- _Request_:
Gather every line that includes the word "Development", please.

Dataset items
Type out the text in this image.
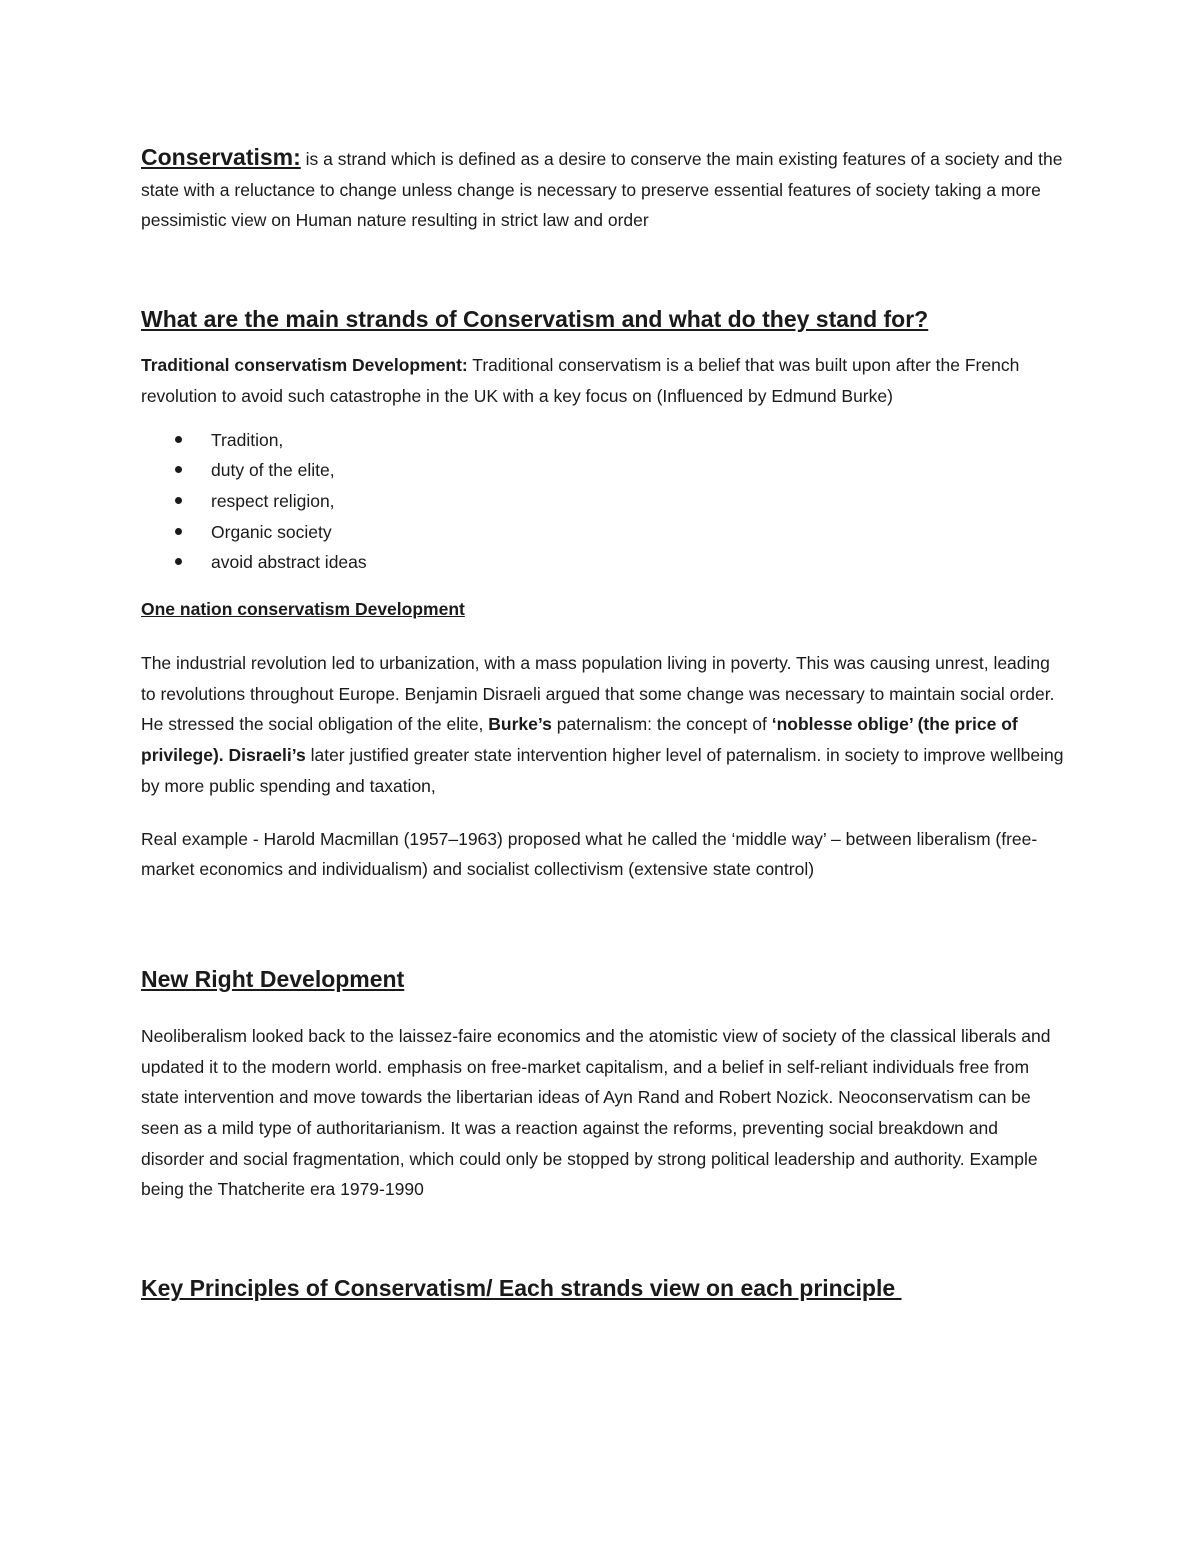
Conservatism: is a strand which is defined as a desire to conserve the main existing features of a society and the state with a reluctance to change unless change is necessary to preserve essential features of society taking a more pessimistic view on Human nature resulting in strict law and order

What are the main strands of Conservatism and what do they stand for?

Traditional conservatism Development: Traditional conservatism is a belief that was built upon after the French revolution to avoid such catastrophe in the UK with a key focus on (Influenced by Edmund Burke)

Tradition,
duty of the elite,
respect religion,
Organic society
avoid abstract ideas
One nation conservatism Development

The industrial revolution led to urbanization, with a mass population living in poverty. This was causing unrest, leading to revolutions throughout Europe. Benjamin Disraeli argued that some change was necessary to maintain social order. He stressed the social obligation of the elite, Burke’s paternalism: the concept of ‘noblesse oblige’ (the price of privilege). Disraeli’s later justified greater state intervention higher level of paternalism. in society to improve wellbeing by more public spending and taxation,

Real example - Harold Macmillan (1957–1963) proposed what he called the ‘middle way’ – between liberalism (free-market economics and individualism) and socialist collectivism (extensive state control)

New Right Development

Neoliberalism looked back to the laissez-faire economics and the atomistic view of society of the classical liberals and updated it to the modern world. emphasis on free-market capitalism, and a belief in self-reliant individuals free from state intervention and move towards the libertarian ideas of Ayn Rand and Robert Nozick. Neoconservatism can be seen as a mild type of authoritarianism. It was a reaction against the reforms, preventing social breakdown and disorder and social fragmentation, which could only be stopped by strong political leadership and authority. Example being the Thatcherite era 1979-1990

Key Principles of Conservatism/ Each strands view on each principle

- _Solved exercise_:
Traditional conservatism Development: Traditional conservatism is a belief that was built upon after the French revolution to avoid such catastrophe in the UK with a key focus on (Influenced by Edmund Burke)
One nation conservatism Development
New Right Development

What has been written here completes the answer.